▸ Directions for this task: Give the count of lines that include the string "efficiencies". Add nothing to it.

## START Dataset extract

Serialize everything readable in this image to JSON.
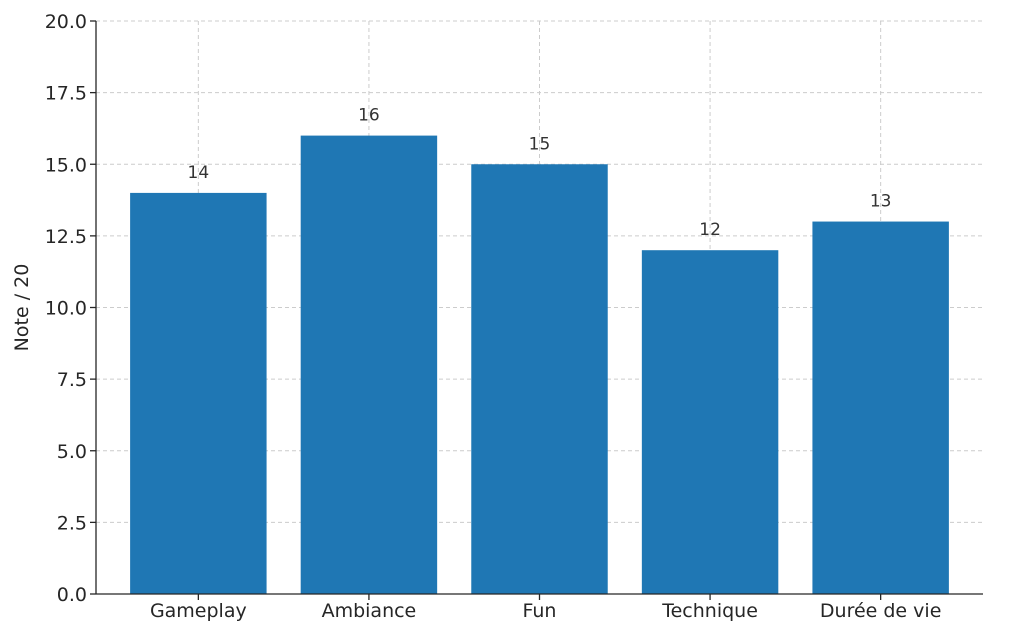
{
  "chart_data": {
    "type": "bar",
    "categories": [
      "Gameplay",
      "Ambiance",
      "Fun",
      "Technique",
      "Durée de vie"
    ],
    "values": [
      14,
      16,
      15,
      12,
      13
    ],
    "value_labels": [
      "14",
      "16",
      "15",
      "12",
      "13"
    ],
    "title": "",
    "xlabel": "",
    "ylabel": "Note / 20",
    "ylim": [
      0,
      20
    ],
    "yticks": [
      0,
      2.5,
      5,
      7.5,
      10,
      12.5,
      15,
      17.5,
      20
    ],
    "ytick_labels": [
      "0.0",
      "2.5",
      "5.0",
      "7.5",
      "10.0",
      "12.5",
      "15.0",
      "17.5",
      "20.0"
    ],
    "grid": true,
    "bar_color": "#1f77b4"
  }
}
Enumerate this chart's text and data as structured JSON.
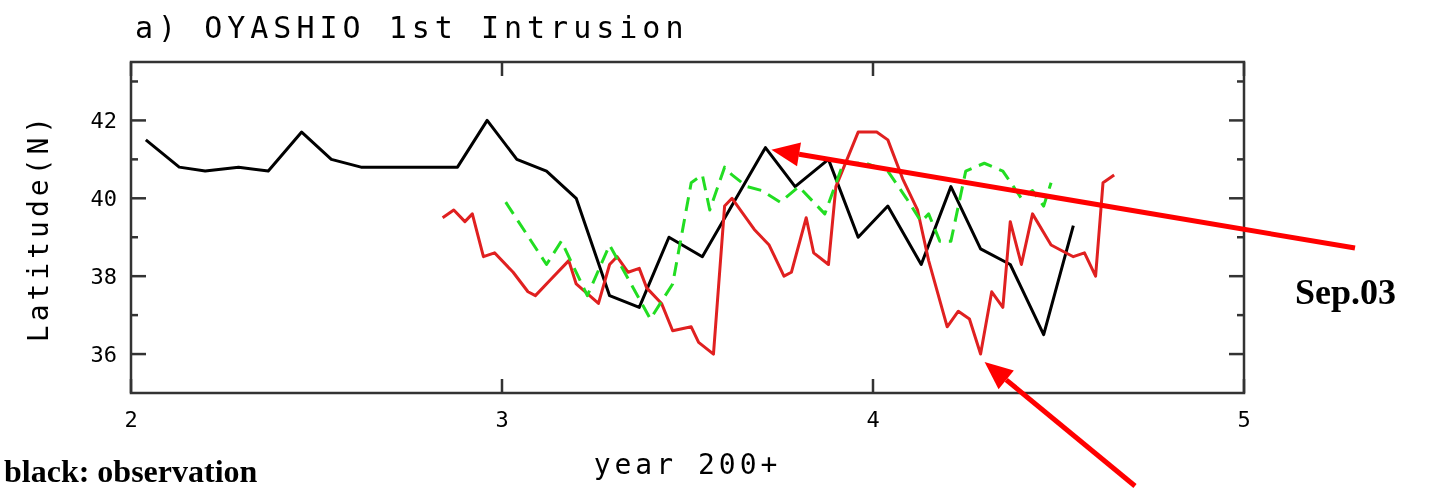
{
  "chart_data": {
    "type": "line",
    "title": "a) OYASHIO 1st Intrusion",
    "xlabel": "year 200+",
    "ylabel": "Latitude(N)",
    "xlim": [
      2,
      5
    ],
    "xticks": [
      2,
      3,
      4,
      5
    ],
    "ylim": [
      35,
      43.5
    ],
    "yticks": [
      {
        "value": 36,
        "label": "36"
      },
      {
        "value": 37,
        "label": null
      },
      {
        "value": 38,
        "label": "38"
      },
      {
        "value": 39,
        "label": null
      },
      {
        "value": 40,
        "label": "40"
      },
      {
        "value": 41,
        "label": null
      },
      {
        "value": 42,
        "label": "42"
      },
      {
        "value": 43,
        "label": null
      }
    ],
    "grid": false,
    "annotations": [
      "Sep.03",
      "black: observation"
    ],
    "series": [
      {
        "color": "#000000",
        "line_style": "solid",
        "x": [
          2.04,
          2.13,
          2.2,
          2.29,
          2.37,
          2.46,
          2.54,
          2.62,
          2.88,
          2.96,
          3.04,
          3.12,
          3.2,
          3.29,
          3.37,
          3.45,
          3.54,
          3.71,
          3.79,
          3.88,
          3.96,
          4.04,
          4.13,
          4.21,
          4.29,
          4.37,
          4.46,
          4.54
        ],
        "values": [
          41.5,
          40.8,
          40.7,
          40.8,
          40.7,
          41.7,
          41.0,
          40.8,
          40.8,
          42.0,
          41.0,
          40.7,
          40.0,
          37.5,
          37.2,
          39.0,
          38.5,
          41.3,
          40.3,
          41.0,
          39.0,
          39.8,
          38.3,
          40.3,
          38.7,
          38.3,
          36.5,
          39.3
        ]
      },
      {
        "color": "#e02020",
        "line_style": "solid",
        "x": [
          2.84,
          2.87,
          2.9,
          2.92,
          2.95,
          2.98,
          3.03,
          3.07,
          3.09,
          3.13,
          3.18,
          3.2,
          3.26,
          3.29,
          3.31,
          3.34,
          3.37,
          3.39,
          3.43,
          3.46,
          3.51,
          3.53,
          3.57,
          3.6,
          3.62,
          3.68,
          3.72,
          3.76,
          3.78,
          3.82,
          3.84,
          3.88,
          3.9,
          3.96,
          4.01,
          4.04,
          4.08,
          4.12,
          4.15,
          4.2,
          4.23,
          4.26,
          4.29,
          4.32,
          4.35,
          4.37,
          4.4,
          4.43,
          4.48,
          4.54,
          4.57,
          4.6,
          4.62,
          4.65
        ],
        "values": [
          39.5,
          39.7,
          39.4,
          39.6,
          38.5,
          38.6,
          38.1,
          37.6,
          37.5,
          37.9,
          38.4,
          37.8,
          37.3,
          38.3,
          38.5,
          38.1,
          38.2,
          37.7,
          37.3,
          36.6,
          36.7,
          36.3,
          36.0,
          39.8,
          40.0,
          39.2,
          38.8,
          38.0,
          38.1,
          39.5,
          38.6,
          38.3,
          40.3,
          41.7,
          41.7,
          41.5,
          40.5,
          39.7,
          38.4,
          36.7,
          37.1,
          36.9,
          36.0,
          37.6,
          37.2,
          39.4,
          38.3,
          39.6,
          38.8,
          38.5,
          38.6,
          38.0,
          40.4,
          40.6
        ]
      },
      {
        "color": "#22dd22",
        "line_style": "dashed",
        "x": [
          3.01,
          3.12,
          3.16,
          3.23,
          3.29,
          3.4,
          3.46,
          3.51,
          3.54,
          3.56,
          3.6,
          3.62,
          3.66,
          3.7,
          3.75,
          3.8,
          3.87,
          3.92,
          3.98,
          4.04,
          4.09,
          4.13,
          4.15,
          4.18,
          4.21,
          4.25,
          4.3,
          4.35,
          4.4,
          4.43,
          4.46,
          4.48
        ],
        "values": [
          39.9,
          38.3,
          38.9,
          37.5,
          38.8,
          36.9,
          37.8,
          40.4,
          40.6,
          39.7,
          40.8,
          40.6,
          40.3,
          40.2,
          39.9,
          40.3,
          39.6,
          40.9,
          40.9,
          40.7,
          40.0,
          39.4,
          39.6,
          38.9,
          38.9,
          40.7,
          40.9,
          40.7,
          40.0,
          40.2,
          39.8,
          40.4
        ]
      }
    ]
  }
}
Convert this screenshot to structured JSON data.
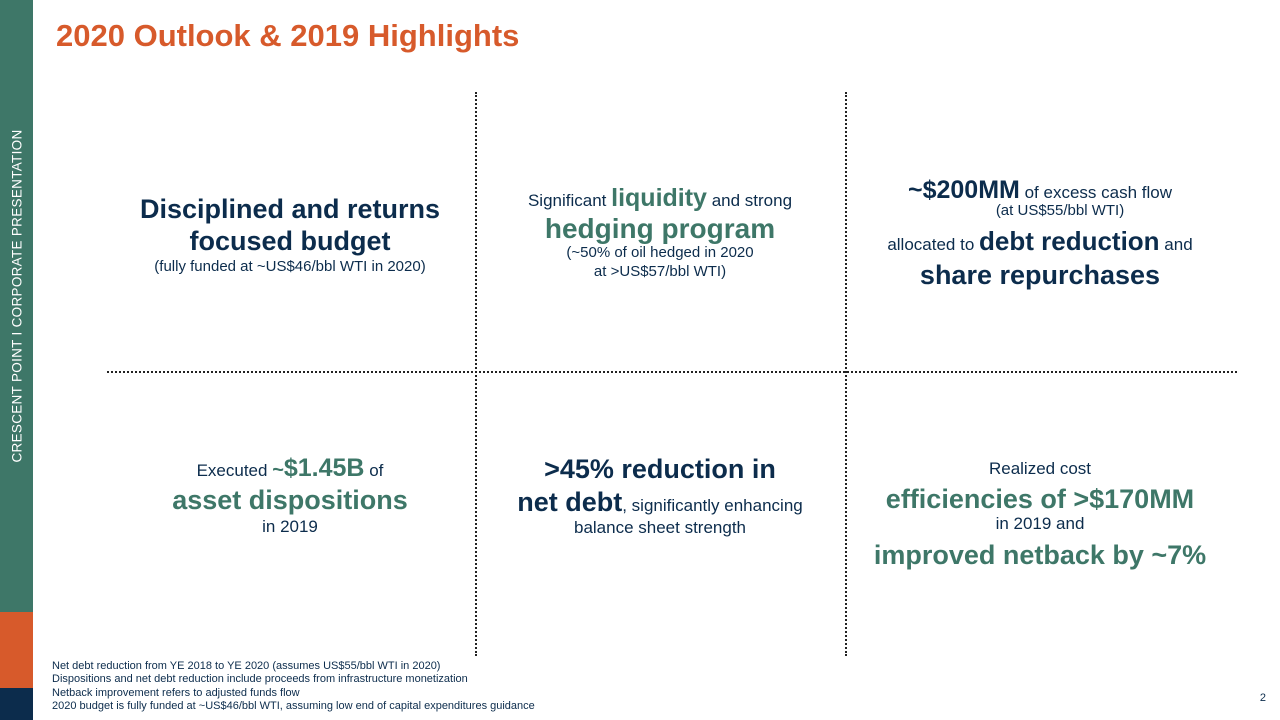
{
  "sidebar": {
    "label": "CRESCENT POINT   I   CORPORATE PRESENTATION"
  },
  "title": "2020 Outlook & 2019 Highlights",
  "cells": {
    "budget": {
      "line1": "Disciplined and returns",
      "line2": "focused budget",
      "note": "(fully funded at ~US$46/bbl WTI in 2020)"
    },
    "liquidity": {
      "pre": "Significant ",
      "highlight": "liquidity",
      "post": " and strong",
      "line2": "hedging program",
      "note1": "(~50% of oil hedged in 2020",
      "note2": "at >US$57/bbl WTI)"
    },
    "cashflow": {
      "amount": "~$200MM",
      "after_amount": " of excess cash flow",
      "note": "(at US$55/bbl WTI)",
      "pre2": "allocated to ",
      "highlight2": "debt reduction",
      "post2": " and",
      "line3": "share repurchases"
    },
    "dispositions": {
      "pre": "Executed ",
      "amount_prefix": "~",
      "amount": "$1.45B",
      "post": " of",
      "line2": "asset dispositions",
      "line3": "in 2019"
    },
    "netdebt": {
      "line1": ">45% reduction in",
      "highlight": "net debt",
      "post": ", significantly enhancing",
      "line3": "balance sheet strength"
    },
    "efficiencies": {
      "line1": "Realized cost",
      "line2": "efficiencies of >$170MM",
      "line3": "in 2019 and",
      "line4": "improved netback by ~7%"
    }
  },
  "footnotes": [
    "Net debt reduction from YE 2018 to YE 2020 (assumes US$55/bbl WTI in 2020)",
    "Dispositions and net debt reduction include proceeds from infrastructure monetization",
    "Netback improvement refers to adjusted funds flow",
    "2020 budget is fully funded at ~US$46/bbl WTI, assuming low end of capital expenditures guidance"
  ],
  "page_number": "2",
  "colors": {
    "accent_orange": "#d75a2b",
    "brand_green": "#3e7768",
    "navy": "#0c2c4c"
  }
}
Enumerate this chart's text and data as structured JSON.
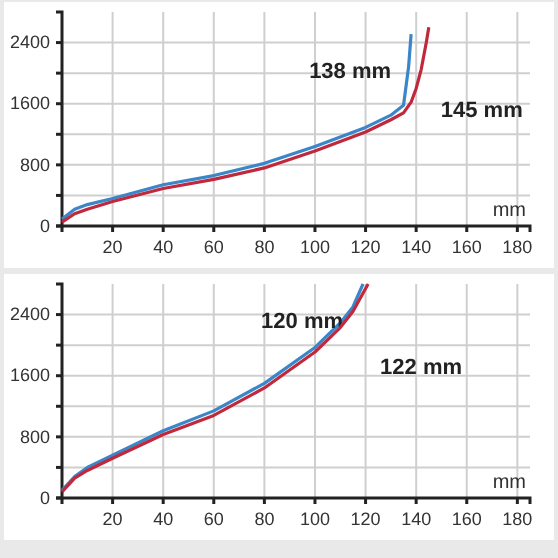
{
  "chart_data": [
    {
      "type": "line",
      "xlabel": "mm",
      "xlim": [
        0,
        185
      ],
      "ylim": [
        0,
        2800
      ],
      "xticks": [
        20,
        40,
        60,
        80,
        100,
        120,
        140,
        160,
        180
      ],
      "yticks": [
        0,
        {
          "value": 400,
          "label": null
        },
        800,
        {
          "value": 1200,
          "label": null
        },
        1600,
        {
          "value": 2000,
          "label": null
        },
        2400
      ],
      "grid": true,
      "marker": "none",
      "line_style": "solid",
      "series": [
        {
          "name": "138 mm",
          "color": "#3a86c8",
          "x": [
            0,
            5,
            10,
            20,
            40,
            60,
            80,
            100,
            120,
            130,
            135,
            137,
            138
          ],
          "values": [
            90,
            220,
            280,
            360,
            540,
            660,
            820,
            1040,
            1290,
            1450,
            1580,
            2080,
            2510
          ]
        },
        {
          "name": "145 mm",
          "color": "#c0283c",
          "x": [
            0,
            5,
            10,
            20,
            40,
            60,
            80,
            100,
            120,
            130,
            135,
            138,
            140,
            142,
            144,
            145
          ],
          "values": [
            50,
            160,
            220,
            320,
            490,
            610,
            760,
            980,
            1230,
            1390,
            1480,
            1620,
            1800,
            2050,
            2400,
            2600
          ]
        }
      ]
    },
    {
      "type": "line",
      "xlabel": "mm",
      "xlim": [
        0,
        185
      ],
      "ylim": [
        0,
        2800
      ],
      "xticks": [
        20,
        40,
        60,
        80,
        100,
        120,
        140,
        160,
        180
      ],
      "yticks": [
        0,
        {
          "value": 400,
          "label": null
        },
        800,
        {
          "value": 1200,
          "label": null
        },
        1600,
        {
          "value": 2000,
          "label": null
        },
        2400
      ],
      "grid": true,
      "marker": "none",
      "line_style": "solid",
      "series": [
        {
          "name": "120 mm",
          "color": "#3a86c8",
          "x": [
            0,
            5,
            10,
            20,
            40,
            60,
            80,
            100,
            110,
            115,
            119
          ],
          "values": [
            100,
            280,
            400,
            560,
            880,
            1140,
            1500,
            1970,
            2290,
            2500,
            2800
          ]
        },
        {
          "name": "122 mm",
          "color": "#c0283c",
          "x": [
            0,
            5,
            10,
            20,
            40,
            60,
            80,
            100,
            110,
            115,
            121
          ],
          "values": [
            80,
            260,
            360,
            520,
            830,
            1080,
            1440,
            1910,
            2230,
            2440,
            2800
          ]
        }
      ]
    }
  ]
}
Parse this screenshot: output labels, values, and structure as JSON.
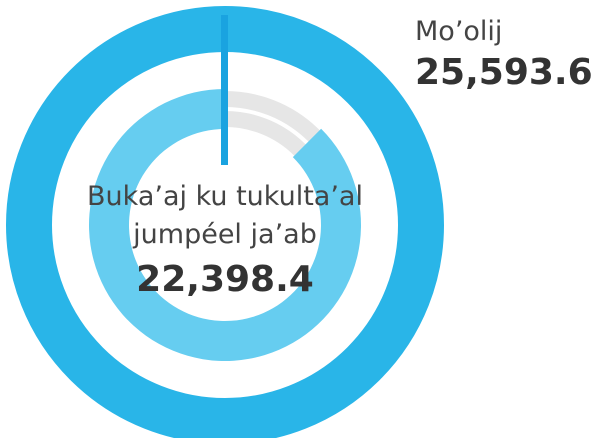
{
  "chart_data": {
    "type": "donut",
    "labels": [
      [
        "Mo’olij"
      ],
      [
        "Buka’aj ku tukulta’al",
        "jumpéel ja’ab"
      ]
    ],
    "values": [
      25593.6,
      22398.4
    ],
    "value_labels": [
      "25,593.6",
      "22,398.4"
    ],
    "colors": [
      "#29b5e8",
      "#66cdf0"
    ],
    "track_color": "#e6e6e6",
    "marker_color": "#1aa3e0"
  }
}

## END Dataset extract

▸ Written response: 2